** Start of Records to process **

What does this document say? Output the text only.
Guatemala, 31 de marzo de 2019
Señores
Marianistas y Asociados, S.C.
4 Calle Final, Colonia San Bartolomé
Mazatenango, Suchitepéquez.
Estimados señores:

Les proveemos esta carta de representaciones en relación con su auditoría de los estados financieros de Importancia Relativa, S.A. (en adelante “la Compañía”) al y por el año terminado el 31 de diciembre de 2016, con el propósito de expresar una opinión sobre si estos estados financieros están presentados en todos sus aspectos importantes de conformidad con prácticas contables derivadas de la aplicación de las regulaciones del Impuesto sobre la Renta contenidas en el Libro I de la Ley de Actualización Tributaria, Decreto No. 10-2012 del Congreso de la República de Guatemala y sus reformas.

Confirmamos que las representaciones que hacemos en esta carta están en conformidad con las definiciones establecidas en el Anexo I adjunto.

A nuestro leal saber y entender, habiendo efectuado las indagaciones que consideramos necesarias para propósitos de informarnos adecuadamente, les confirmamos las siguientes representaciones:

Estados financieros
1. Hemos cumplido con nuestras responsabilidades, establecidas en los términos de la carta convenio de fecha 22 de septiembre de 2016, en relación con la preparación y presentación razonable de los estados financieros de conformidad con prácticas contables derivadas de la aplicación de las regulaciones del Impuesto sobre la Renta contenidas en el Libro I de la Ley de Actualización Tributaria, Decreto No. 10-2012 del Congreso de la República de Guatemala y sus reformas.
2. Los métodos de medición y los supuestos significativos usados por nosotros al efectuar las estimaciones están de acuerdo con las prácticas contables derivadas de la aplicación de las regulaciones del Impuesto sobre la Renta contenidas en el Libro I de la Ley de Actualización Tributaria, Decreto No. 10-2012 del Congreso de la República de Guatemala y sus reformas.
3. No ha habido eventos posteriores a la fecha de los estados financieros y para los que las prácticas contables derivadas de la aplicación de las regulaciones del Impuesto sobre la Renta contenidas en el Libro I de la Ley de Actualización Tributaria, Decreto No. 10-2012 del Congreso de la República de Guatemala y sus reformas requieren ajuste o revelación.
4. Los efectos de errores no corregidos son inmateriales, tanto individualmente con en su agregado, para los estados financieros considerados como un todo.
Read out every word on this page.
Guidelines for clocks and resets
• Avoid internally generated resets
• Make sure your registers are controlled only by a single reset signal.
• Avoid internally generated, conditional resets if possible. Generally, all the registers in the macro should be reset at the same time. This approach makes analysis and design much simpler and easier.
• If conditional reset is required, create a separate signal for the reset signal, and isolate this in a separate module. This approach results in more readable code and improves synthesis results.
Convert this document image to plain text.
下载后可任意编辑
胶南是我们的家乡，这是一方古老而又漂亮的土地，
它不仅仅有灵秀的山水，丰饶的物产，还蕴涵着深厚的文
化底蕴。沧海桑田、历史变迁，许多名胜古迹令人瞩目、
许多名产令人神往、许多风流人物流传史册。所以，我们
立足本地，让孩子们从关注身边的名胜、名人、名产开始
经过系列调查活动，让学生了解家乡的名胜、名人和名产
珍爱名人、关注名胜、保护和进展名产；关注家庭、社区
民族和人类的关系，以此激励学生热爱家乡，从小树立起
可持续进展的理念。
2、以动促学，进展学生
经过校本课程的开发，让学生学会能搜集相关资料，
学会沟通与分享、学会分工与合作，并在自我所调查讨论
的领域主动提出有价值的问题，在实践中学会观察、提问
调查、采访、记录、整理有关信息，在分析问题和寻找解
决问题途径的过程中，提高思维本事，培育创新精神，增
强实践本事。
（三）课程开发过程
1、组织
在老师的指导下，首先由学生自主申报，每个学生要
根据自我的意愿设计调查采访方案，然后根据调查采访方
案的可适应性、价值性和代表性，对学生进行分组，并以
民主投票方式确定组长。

** End of Records to process **

Task - Only those lines running from the one containing "Convert this document image to plain text." through the last line of the data above are to be copied, exactly, with both ends included.

Result of this task -
Convert this document image to plain text.
下载后可任意编辑
胶南是我们的家乡，这是一方古老而又漂亮的土地，
它不仅仅有灵秀的山水，丰饶的物产，还蕴涵着深厚的文
化底蕴。沧海桑田、历史变迁，许多名胜古迹令人瞩目、
许多名产令人神往、许多风流人物流传史册。所以，我们
立足本地，让孩子们从关注身边的名胜、名人、名产开始
经过系列调查活动，让学生了解家乡的名胜、名人和名产
珍爱名人、关注名胜、保护和进展名产；关注家庭、社区
民族和人类的关系，以此激励学生热爱家乡，从小树立起
可持续进展的理念。
2、以动促学，进展学生
经过校本课程的开发，让学生学会能搜集相关资料，
学会沟通与分享、学会分工与合作，并在自我所调查讨论
的领域主动提出有价值的问题，在实践中学会观察、提问
调查、采访、记录、整理有关信息，在分析问题和寻找解
决问题途径的过程中，提高思维本事，培育创新精神，增
强实践本事。
（三）课程开发过程
1、组织
在老师的指导下，首先由学生自主申报，每个学生要
根据自我的意愿设计调查采访方案，然后根据调查采访方
案的可适应性、价值性和代表性，对学生进行分组，并以
民主投票方式确定组长。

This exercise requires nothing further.